Every line with the string "beta" should be gathered.
— START Input —
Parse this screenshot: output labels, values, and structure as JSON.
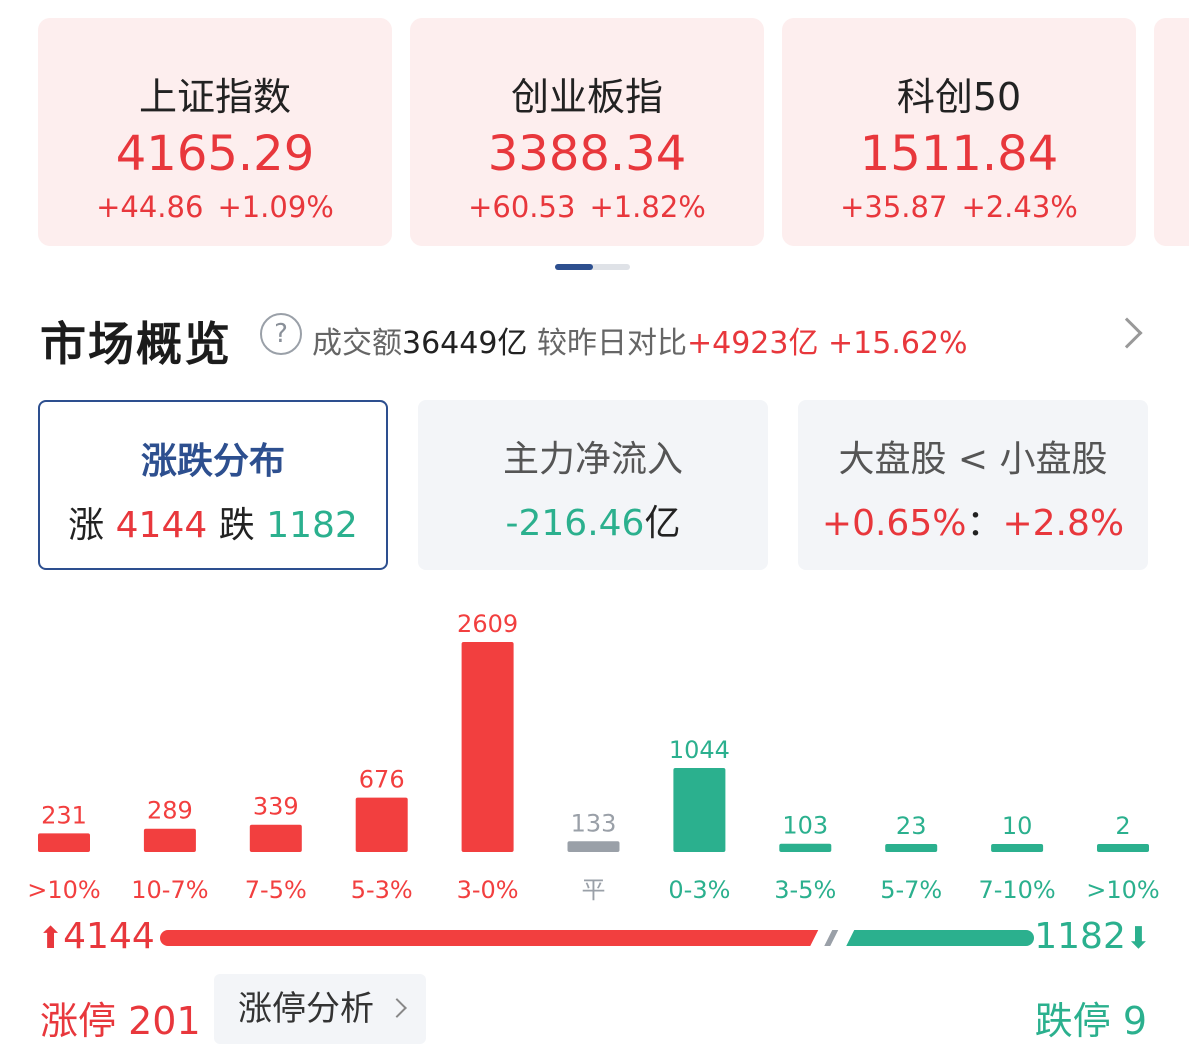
{
  "indices": [
    {
      "name": "上证指数",
      "value": "4165.29",
      "change": "+44.86",
      "pct": "+1.09%"
    },
    {
      "name": "创业板指",
      "value": "3388.34",
      "change": "+60.53",
      "pct": "+1.82%"
    },
    {
      "name": "科创50",
      "value": "1511.84",
      "change": "+35.87",
      "pct": "+2.43%"
    }
  ],
  "overview": {
    "title": "市场概览",
    "help": "?",
    "turnover_label": "成交额",
    "turnover_value": "36449亿",
    "compare_label": "较昨日对比",
    "compare_value": "+4923亿",
    "compare_pct": "+15.62%"
  },
  "tabs": {
    "distribution": {
      "title": "涨跌分布",
      "up_label": "涨",
      "up_value": "4144",
      "down_label": "跌",
      "down_value": "1182"
    },
    "main_flow": {
      "title": "主力净流入",
      "value": "-216.46",
      "unit": "亿"
    },
    "cap_compare": {
      "title": "大盘股 < 小盘股",
      "large": "+0.65%",
      "sep": "：",
      "small": "+2.8%"
    }
  },
  "chart_data": {
    "type": "bar",
    "categories": [
      ">10%",
      "10-7%",
      "7-5%",
      "5-3%",
      "3-0%",
      "平",
      "0-3%",
      "3-5%",
      "5-7%",
      "7-10%",
      ">10%"
    ],
    "values": [
      231,
      289,
      339,
      676,
      2609,
      133,
      1044,
      103,
      23,
      10,
      2
    ],
    "bar_kinds": [
      "up",
      "up",
      "up",
      "up",
      "up",
      "flat",
      "down",
      "down",
      "down",
      "down",
      "down"
    ],
    "colors": {
      "up": "#f23f3f",
      "flat": "#9aa0a8",
      "down": "#2bb08e"
    }
  },
  "ratio": {
    "up_count": "4144",
    "down_count": "1182",
    "up_arrow": "⬆",
    "down_arrow": "⬇",
    "up_color": "#f23f3f",
    "down_color": "#2bb08e",
    "flat_color": "#9aa0a8"
  },
  "limits": {
    "up_label": "涨停",
    "up_value": "201",
    "analysis_label": "涨停分析",
    "down_label": "跌停",
    "down_value": "9"
  }
}
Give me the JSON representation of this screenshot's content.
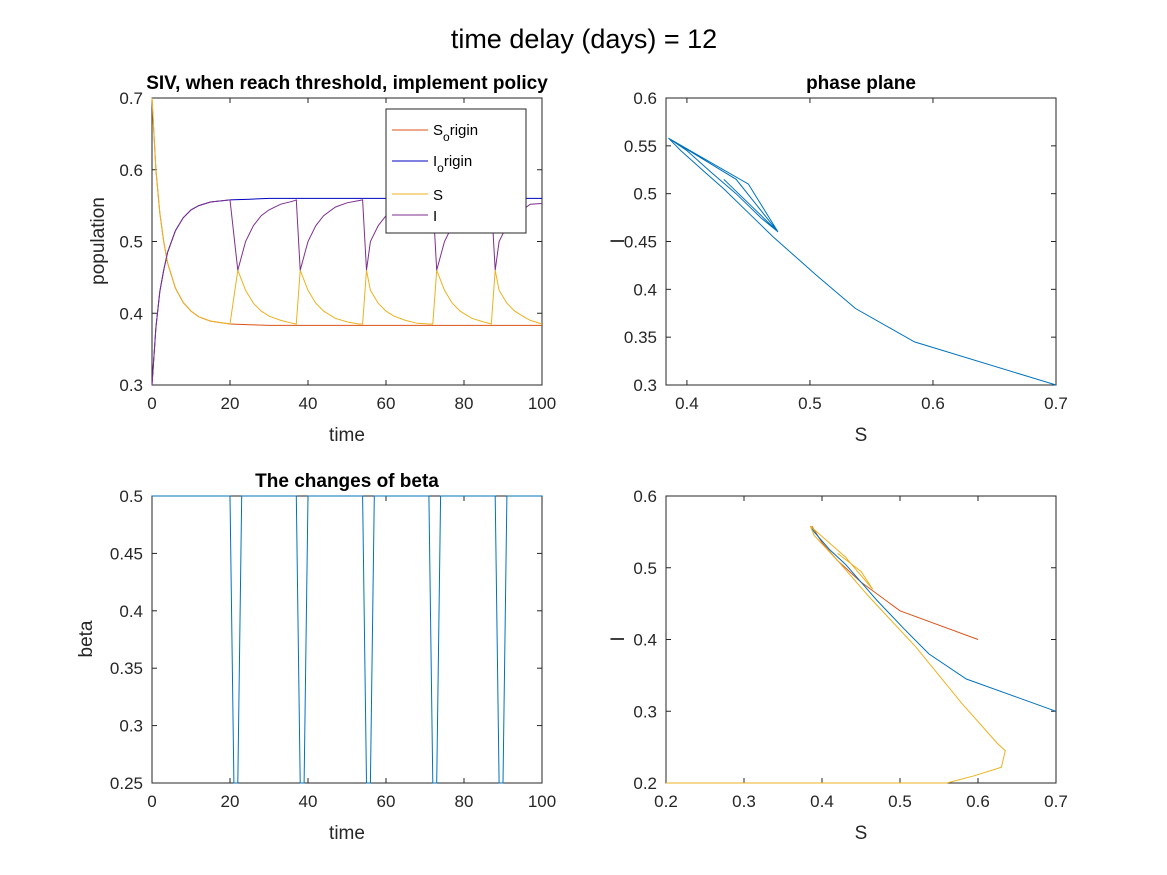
{
  "figure": {
    "suptitle": "time delay (days) = 12"
  },
  "chart_data": [
    {
      "type": "line",
      "title": "SIV, when reach threshold, implement policy",
      "xlabel": "time",
      "ylabel": "population",
      "xlim": [
        0,
        100
      ],
      "ylim": [
        0.3,
        0.7
      ],
      "xticks": [
        "0",
        "20",
        "40",
        "60",
        "80",
        "100"
      ],
      "yticks": [
        "0.3",
        "0.4",
        "0.5",
        "0.6",
        "0.7"
      ],
      "legend": {
        "position": "top-right",
        "entries": [
          {
            "base": "S",
            "sub": "o",
            "rest": "rigin",
            "color": "#d95319"
          },
          {
            "base": "I",
            "sub": "o",
            "rest": "rigin",
            "color": "#0000c0"
          },
          {
            "base": "S",
            "sub": "",
            "rest": "",
            "color": "#edb120"
          },
          {
            "base": "I",
            "sub": "",
            "rest": "",
            "color": "#7e2f8e"
          }
        ]
      },
      "series": [
        {
          "color": "#d95319",
          "x": [
            0,
            1,
            2,
            3,
            4,
            6,
            8,
            10,
            12,
            15,
            20,
            25,
            30,
            40,
            50,
            60,
            70,
            80,
            90,
            100
          ],
          "y": [
            0.7,
            0.6,
            0.54,
            0.5,
            0.47,
            0.435,
            0.415,
            0.403,
            0.395,
            0.389,
            0.385,
            0.384,
            0.383,
            0.383,
            0.383,
            0.383,
            0.383,
            0.383,
            0.383,
            0.383
          ]
        },
        {
          "color": "#0000c0",
          "x": [
            0,
            1,
            2,
            3,
            4,
            6,
            8,
            10,
            12,
            15,
            20,
            25,
            30,
            40,
            50,
            60,
            70,
            80,
            90,
            100
          ],
          "y": [
            0.3,
            0.38,
            0.43,
            0.46,
            0.485,
            0.515,
            0.533,
            0.544,
            0.55,
            0.555,
            0.558,
            0.559,
            0.56,
            0.56,
            0.56,
            0.56,
            0.56,
            0.56,
            0.56,
            0.56
          ]
        },
        {
          "color": "#edb120",
          "x": [
            0,
            1,
            2,
            3,
            4,
            6,
            8,
            10,
            12,
            15,
            20,
            22,
            24,
            26,
            28,
            30,
            33,
            36,
            37,
            38,
            40,
            42,
            44,
            47,
            50,
            53,
            54,
            55,
            56,
            58,
            60,
            62,
            65,
            68,
            71,
            72,
            73,
            75,
            77,
            79,
            82,
            85,
            87,
            88,
            89,
            91,
            93,
            95,
            97,
            100
          ],
          "y": [
            0.7,
            0.6,
            0.54,
            0.5,
            0.47,
            0.435,
            0.415,
            0.403,
            0.395,
            0.389,
            0.385,
            0.46,
            0.432,
            0.414,
            0.403,
            0.396,
            0.39,
            0.386,
            0.385,
            0.46,
            0.432,
            0.414,
            0.403,
            0.393,
            0.388,
            0.385,
            0.385,
            0.46,
            0.432,
            0.414,
            0.403,
            0.396,
            0.39,
            0.386,
            0.385,
            0.385,
            0.46,
            0.432,
            0.414,
            0.403,
            0.393,
            0.388,
            0.385,
            0.46,
            0.432,
            0.414,
            0.403,
            0.396,
            0.39,
            0.385
          ]
        },
        {
          "color": "#7e2f8e",
          "x": [
            0,
            1,
            2,
            3,
            4,
            6,
            8,
            10,
            12,
            15,
            20,
            22,
            24,
            26,
            28,
            30,
            33,
            36,
            37,
            38,
            40,
            42,
            44,
            47,
            50,
            53,
            54,
            55,
            56,
            58,
            60,
            62,
            65,
            68,
            71,
            72,
            73,
            75,
            77,
            79,
            82,
            85,
            87,
            88,
            89,
            91,
            93,
            95,
            97,
            100
          ],
          "y": [
            0.3,
            0.38,
            0.43,
            0.46,
            0.485,
            0.515,
            0.533,
            0.544,
            0.55,
            0.555,
            0.558,
            0.46,
            0.5,
            0.522,
            0.536,
            0.544,
            0.552,
            0.556,
            0.558,
            0.46,
            0.5,
            0.522,
            0.536,
            0.548,
            0.554,
            0.557,
            0.558,
            0.46,
            0.5,
            0.522,
            0.536,
            0.544,
            0.552,
            0.556,
            0.558,
            0.558,
            0.46,
            0.5,
            0.522,
            0.536,
            0.548,
            0.554,
            0.557,
            0.46,
            0.5,
            0.522,
            0.536,
            0.544,
            0.552,
            0.553
          ]
        }
      ]
    },
    {
      "type": "line",
      "title": "phase plane",
      "xlabel": "S",
      "ylabel": "I",
      "xlim": [
        0.383,
        0.7
      ],
      "ylim": [
        0.3,
        0.6
      ],
      "xticks": [
        "0.4",
        "0.5",
        "0.6",
        "0.7"
      ],
      "yticks": [
        "0.3",
        "0.35",
        "0.4",
        "0.45",
        "0.5",
        "0.55",
        "0.6"
      ],
      "series": [
        {
          "color": "#0072bd",
          "x": [
            0.7,
            0.585,
            0.537,
            0.505,
            0.47,
            0.45,
            0.43,
            0.415,
            0.395,
            0.385,
            0.45,
            0.474,
            0.46,
            0.44,
            0.42,
            0.4,
            0.385,
            0.44,
            0.474,
            0.45,
            0.43
          ],
          "y": [
            0.3,
            0.345,
            0.38,
            0.415,
            0.455,
            0.48,
            0.505,
            0.522,
            0.545,
            0.558,
            0.51,
            0.46,
            0.475,
            0.5,
            0.522,
            0.545,
            0.558,
            0.515,
            0.46,
            0.49,
            0.515
          ]
        }
      ]
    },
    {
      "type": "line",
      "title": "The changes of beta",
      "xlabel": "time",
      "ylabel": "beta",
      "xlim": [
        0,
        100
      ],
      "ylim": [
        0.25,
        0.5
      ],
      "xticks": [
        "0",
        "20",
        "40",
        "60",
        "80",
        "100"
      ],
      "yticks": [
        "0.25",
        "0.3",
        "0.35",
        "0.4",
        "0.45",
        "0.5"
      ],
      "series": [
        {
          "color": "#0072bd",
          "x": [
            0,
            20,
            21,
            22,
            23,
            37,
            38,
            39,
            40,
            54,
            55,
            56,
            57,
            71,
            72,
            73,
            74,
            88,
            89,
            90,
            91,
            100
          ],
          "y": [
            0.5,
            0.5,
            0.25,
            0.25,
            0.5,
            0.5,
            0.25,
            0.25,
            0.5,
            0.5,
            0.25,
            0.25,
            0.5,
            0.5,
            0.25,
            0.25,
            0.5,
            0.5,
            0.25,
            0.25,
            0.5,
            0.5
          ]
        }
      ]
    },
    {
      "type": "line",
      "title": "",
      "xlabel": "S",
      "ylabel": "I",
      "xlim": [
        0.2,
        0.7
      ],
      "ylim": [
        0.2,
        0.6
      ],
      "xticks": [
        "0.2",
        "0.3",
        "0.4",
        "0.5",
        "0.6",
        "0.7"
      ],
      "yticks": [
        "0.2",
        "0.3",
        "0.4",
        "0.5",
        "0.6"
      ],
      "series": [
        {
          "color": "#d95319",
          "x": [
            0.6,
            0.5,
            0.45,
            0.42,
            0.4,
            0.387
          ],
          "y": [
            0.4,
            0.44,
            0.48,
            0.51,
            0.535,
            0.558
          ]
        },
        {
          "color": "#0072bd",
          "x": [
            0.7,
            0.585,
            0.537,
            0.505,
            0.47,
            0.45,
            0.43,
            0.41,
            0.39,
            0.385
          ],
          "y": [
            0.3,
            0.345,
            0.38,
            0.415,
            0.455,
            0.48,
            0.505,
            0.525,
            0.55,
            0.558
          ]
        },
        {
          "color": "#edb120",
          "x": [
            0.2,
            0.3,
            0.4,
            0.5,
            0.56,
            0.595,
            0.63,
            0.635,
            0.625,
            0.58,
            0.52,
            0.46,
            0.42,
            0.39,
            0.385,
            0.43,
            0.465,
            0.45,
            0.42
          ],
          "y": [
            0.2,
            0.2,
            0.2,
            0.2,
            0.2,
            0.21,
            0.222,
            0.245,
            0.255,
            0.31,
            0.39,
            0.46,
            0.51,
            0.545,
            0.558,
            0.515,
            0.47,
            0.495,
            0.52
          ]
        }
      ]
    }
  ]
}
— END Input —
## Response to this task
      "title": "The changes of beta",
      "ylabel": "beta",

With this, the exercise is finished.